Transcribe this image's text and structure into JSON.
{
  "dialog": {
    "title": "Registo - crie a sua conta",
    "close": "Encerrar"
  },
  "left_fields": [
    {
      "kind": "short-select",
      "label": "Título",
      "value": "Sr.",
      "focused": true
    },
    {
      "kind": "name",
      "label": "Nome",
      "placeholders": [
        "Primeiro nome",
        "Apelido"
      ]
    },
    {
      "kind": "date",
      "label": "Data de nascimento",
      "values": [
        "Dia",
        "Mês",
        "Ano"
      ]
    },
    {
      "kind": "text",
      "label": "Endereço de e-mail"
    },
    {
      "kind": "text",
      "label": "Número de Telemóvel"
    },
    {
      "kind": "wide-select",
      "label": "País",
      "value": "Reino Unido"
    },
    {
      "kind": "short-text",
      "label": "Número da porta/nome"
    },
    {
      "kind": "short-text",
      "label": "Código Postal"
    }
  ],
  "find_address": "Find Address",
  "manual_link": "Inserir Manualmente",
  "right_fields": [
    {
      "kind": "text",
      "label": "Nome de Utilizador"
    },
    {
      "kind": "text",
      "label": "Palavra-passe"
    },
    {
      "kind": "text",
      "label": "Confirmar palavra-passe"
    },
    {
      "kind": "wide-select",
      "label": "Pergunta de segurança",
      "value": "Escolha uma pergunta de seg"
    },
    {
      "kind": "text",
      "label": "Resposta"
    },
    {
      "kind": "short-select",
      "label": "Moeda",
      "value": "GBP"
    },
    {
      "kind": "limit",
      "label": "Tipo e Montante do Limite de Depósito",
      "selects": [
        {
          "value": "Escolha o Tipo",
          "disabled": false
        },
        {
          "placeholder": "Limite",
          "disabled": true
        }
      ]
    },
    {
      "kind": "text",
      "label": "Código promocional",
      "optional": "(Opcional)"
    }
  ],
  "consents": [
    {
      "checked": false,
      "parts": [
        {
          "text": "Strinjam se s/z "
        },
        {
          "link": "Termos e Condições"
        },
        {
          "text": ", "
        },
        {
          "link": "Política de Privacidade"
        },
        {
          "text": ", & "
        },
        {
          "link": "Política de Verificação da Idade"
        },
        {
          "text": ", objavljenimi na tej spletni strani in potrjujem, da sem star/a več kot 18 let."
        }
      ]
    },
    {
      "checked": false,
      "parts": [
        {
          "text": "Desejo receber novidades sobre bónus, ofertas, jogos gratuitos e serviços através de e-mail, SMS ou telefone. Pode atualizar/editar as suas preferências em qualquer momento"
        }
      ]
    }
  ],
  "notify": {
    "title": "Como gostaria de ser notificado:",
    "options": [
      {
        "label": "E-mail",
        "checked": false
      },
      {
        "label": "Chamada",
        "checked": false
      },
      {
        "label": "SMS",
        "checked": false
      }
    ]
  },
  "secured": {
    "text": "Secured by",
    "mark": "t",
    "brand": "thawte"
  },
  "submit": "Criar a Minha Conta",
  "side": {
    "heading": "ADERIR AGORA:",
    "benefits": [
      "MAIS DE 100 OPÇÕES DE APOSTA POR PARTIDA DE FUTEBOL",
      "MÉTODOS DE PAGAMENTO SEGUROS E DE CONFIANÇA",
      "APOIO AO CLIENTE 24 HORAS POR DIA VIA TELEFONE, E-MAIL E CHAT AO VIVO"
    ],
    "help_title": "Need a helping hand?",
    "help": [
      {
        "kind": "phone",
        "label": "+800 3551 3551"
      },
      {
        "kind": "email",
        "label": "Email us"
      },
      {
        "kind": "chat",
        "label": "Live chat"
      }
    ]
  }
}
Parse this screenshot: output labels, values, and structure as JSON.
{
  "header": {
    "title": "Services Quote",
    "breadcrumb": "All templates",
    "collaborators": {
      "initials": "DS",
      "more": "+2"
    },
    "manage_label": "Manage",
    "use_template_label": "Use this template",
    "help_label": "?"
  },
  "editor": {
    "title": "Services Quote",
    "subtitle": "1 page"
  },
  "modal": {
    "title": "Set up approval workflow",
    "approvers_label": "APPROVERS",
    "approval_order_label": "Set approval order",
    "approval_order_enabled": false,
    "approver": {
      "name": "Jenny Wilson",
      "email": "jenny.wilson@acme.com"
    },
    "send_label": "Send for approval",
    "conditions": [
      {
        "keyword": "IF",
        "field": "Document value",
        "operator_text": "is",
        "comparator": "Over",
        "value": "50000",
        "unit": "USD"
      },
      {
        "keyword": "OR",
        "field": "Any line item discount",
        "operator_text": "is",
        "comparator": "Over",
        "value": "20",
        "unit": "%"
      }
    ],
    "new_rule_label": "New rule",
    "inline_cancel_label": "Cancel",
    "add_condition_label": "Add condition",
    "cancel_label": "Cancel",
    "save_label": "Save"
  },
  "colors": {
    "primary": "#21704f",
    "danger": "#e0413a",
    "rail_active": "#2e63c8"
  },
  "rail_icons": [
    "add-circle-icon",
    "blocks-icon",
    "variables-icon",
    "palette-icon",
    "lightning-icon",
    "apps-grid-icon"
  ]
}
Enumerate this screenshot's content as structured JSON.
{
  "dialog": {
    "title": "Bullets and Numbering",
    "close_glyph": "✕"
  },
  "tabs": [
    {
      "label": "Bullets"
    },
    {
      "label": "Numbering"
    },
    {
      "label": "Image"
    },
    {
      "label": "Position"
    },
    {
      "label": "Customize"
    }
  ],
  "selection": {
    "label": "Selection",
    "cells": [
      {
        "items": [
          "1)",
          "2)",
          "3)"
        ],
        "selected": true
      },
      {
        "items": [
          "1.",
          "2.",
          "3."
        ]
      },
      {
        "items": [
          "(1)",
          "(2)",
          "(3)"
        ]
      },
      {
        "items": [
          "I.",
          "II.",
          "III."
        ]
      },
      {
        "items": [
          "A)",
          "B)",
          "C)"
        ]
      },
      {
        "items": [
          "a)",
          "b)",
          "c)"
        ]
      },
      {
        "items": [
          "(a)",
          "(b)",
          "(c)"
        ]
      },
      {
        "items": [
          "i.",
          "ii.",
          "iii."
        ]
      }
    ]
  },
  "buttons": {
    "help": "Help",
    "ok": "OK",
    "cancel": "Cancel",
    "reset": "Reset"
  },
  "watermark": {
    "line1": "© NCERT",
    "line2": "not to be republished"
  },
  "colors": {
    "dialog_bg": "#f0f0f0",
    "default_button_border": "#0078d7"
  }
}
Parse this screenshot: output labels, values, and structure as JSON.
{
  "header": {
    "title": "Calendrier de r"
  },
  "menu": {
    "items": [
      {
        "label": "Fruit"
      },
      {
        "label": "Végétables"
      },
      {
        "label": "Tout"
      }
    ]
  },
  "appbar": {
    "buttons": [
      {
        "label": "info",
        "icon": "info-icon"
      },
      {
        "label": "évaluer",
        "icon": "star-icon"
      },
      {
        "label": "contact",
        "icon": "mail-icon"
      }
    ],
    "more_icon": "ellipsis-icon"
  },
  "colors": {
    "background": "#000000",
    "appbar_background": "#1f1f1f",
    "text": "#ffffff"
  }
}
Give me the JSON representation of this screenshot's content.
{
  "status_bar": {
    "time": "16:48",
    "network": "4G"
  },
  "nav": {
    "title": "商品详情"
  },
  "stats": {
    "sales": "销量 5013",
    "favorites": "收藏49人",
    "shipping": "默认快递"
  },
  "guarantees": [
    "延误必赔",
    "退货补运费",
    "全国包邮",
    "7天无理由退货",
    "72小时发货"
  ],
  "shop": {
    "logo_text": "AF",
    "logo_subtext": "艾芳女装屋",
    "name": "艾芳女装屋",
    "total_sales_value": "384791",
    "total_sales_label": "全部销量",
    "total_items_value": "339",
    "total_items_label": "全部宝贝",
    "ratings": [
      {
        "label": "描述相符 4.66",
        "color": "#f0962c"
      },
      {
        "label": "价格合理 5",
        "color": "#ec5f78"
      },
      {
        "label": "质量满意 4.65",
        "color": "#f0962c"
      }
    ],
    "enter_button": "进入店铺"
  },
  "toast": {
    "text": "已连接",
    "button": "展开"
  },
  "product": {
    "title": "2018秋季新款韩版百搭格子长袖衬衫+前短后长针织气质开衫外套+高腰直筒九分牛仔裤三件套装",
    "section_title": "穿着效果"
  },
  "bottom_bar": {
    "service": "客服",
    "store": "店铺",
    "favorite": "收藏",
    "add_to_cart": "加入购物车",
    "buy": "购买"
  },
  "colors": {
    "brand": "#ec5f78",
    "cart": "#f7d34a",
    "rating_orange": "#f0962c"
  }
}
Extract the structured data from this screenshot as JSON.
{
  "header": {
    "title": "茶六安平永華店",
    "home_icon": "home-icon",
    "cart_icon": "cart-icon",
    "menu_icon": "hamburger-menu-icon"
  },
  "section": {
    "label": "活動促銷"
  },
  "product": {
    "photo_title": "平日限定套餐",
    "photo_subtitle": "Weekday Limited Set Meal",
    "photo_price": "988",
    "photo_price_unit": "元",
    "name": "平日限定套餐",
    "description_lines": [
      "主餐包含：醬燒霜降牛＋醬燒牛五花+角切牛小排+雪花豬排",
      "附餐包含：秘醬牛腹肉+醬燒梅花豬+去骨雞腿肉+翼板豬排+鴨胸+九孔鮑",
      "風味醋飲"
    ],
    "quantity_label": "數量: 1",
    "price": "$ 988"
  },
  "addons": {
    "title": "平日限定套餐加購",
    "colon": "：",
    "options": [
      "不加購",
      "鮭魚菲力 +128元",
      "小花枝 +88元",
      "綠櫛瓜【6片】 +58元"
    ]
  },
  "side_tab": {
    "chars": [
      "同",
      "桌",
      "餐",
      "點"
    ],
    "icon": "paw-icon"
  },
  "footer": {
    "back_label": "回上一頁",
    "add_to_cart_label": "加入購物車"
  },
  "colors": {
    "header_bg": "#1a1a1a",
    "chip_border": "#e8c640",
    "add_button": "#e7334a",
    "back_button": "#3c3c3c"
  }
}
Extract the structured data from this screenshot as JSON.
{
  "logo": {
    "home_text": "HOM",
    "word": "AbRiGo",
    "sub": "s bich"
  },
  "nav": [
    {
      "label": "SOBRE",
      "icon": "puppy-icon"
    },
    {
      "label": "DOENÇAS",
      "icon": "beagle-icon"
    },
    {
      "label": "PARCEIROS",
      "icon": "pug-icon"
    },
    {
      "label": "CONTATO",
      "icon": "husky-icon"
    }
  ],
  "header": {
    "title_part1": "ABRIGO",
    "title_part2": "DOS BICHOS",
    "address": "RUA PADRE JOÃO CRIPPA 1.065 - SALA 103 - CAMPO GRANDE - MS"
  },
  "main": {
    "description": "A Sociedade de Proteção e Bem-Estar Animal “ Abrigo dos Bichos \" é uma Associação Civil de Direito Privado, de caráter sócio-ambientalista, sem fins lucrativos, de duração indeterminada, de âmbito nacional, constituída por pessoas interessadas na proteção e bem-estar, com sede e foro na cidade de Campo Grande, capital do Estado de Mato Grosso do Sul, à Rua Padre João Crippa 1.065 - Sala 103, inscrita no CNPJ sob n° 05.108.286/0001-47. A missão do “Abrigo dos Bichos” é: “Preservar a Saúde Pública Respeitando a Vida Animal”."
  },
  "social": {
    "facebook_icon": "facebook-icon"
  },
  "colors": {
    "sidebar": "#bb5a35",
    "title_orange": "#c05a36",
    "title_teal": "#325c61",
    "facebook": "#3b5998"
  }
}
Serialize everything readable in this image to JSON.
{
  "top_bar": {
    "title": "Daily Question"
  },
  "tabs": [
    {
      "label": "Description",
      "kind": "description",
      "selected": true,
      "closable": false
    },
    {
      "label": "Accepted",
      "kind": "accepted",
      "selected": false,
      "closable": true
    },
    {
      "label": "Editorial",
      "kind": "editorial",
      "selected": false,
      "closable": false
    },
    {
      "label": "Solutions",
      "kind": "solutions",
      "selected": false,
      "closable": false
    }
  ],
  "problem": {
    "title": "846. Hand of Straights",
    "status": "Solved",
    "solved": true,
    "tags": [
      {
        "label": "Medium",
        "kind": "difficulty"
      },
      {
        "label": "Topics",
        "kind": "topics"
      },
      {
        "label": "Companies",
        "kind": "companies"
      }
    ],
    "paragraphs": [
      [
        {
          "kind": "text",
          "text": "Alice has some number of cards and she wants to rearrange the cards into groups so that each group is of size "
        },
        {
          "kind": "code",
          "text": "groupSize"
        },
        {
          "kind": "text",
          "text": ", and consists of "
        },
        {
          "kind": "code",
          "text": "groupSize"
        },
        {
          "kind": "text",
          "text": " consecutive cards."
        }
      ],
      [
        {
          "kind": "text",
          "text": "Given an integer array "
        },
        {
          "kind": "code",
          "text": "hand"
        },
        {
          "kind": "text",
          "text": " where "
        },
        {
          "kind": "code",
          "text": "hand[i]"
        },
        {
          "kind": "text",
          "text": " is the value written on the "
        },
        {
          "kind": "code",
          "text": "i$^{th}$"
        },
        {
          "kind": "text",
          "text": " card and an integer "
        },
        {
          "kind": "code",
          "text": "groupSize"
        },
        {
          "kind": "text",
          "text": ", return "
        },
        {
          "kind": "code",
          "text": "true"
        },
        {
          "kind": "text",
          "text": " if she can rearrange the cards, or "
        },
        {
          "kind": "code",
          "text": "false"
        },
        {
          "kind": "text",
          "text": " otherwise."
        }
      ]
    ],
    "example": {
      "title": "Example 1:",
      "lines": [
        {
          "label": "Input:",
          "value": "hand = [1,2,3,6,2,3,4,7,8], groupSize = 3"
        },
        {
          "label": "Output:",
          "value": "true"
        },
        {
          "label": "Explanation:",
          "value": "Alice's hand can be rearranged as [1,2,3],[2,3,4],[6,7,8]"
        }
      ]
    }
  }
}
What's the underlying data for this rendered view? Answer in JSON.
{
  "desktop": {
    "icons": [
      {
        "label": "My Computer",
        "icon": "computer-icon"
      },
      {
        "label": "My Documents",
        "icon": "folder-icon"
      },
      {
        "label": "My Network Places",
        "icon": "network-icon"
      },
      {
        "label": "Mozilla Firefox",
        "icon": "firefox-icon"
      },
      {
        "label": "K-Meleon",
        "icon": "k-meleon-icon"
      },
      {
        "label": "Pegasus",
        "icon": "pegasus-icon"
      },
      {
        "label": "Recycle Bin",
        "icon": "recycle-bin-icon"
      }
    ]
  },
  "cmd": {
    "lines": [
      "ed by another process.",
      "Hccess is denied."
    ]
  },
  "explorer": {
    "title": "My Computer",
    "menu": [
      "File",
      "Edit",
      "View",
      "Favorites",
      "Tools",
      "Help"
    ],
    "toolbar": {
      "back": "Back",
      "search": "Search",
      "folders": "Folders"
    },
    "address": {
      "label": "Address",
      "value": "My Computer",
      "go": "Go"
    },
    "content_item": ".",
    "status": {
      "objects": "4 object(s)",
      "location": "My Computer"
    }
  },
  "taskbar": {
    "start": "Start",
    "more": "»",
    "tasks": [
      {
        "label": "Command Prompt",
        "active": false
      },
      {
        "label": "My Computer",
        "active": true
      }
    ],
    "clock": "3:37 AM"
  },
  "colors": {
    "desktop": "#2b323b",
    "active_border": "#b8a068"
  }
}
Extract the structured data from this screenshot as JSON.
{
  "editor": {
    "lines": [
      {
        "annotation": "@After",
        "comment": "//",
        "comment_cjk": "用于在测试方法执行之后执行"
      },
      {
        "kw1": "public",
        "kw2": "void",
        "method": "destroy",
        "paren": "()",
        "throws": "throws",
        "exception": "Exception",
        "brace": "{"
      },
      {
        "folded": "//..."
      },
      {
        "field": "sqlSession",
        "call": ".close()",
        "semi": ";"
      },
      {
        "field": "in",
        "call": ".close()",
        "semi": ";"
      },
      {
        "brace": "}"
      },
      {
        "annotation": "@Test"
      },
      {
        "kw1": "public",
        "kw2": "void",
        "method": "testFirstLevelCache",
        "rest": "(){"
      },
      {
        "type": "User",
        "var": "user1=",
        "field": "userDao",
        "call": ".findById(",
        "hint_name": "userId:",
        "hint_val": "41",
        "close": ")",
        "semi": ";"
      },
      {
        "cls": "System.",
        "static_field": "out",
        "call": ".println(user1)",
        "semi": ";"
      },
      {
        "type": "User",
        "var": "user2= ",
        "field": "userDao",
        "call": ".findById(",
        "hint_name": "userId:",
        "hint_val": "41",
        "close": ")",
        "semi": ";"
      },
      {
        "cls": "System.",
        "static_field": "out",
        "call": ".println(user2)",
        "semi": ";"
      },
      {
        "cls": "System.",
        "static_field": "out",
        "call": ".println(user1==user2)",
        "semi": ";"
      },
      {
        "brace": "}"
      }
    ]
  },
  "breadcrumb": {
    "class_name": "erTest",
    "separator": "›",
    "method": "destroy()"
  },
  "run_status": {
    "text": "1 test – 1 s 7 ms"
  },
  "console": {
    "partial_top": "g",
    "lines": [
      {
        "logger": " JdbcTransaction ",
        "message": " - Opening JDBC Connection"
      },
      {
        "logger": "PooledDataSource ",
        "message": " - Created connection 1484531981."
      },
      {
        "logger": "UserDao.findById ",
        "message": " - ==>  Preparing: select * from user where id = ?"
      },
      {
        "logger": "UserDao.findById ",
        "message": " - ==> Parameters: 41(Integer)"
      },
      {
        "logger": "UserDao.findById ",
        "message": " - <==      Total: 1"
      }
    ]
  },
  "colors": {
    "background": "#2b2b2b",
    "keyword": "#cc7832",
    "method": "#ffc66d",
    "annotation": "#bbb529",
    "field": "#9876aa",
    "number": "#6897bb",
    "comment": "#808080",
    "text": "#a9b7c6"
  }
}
--
Aim
Supply the count of lines in the entries that contain the word "Tipo", and nothing besides.

The reply
2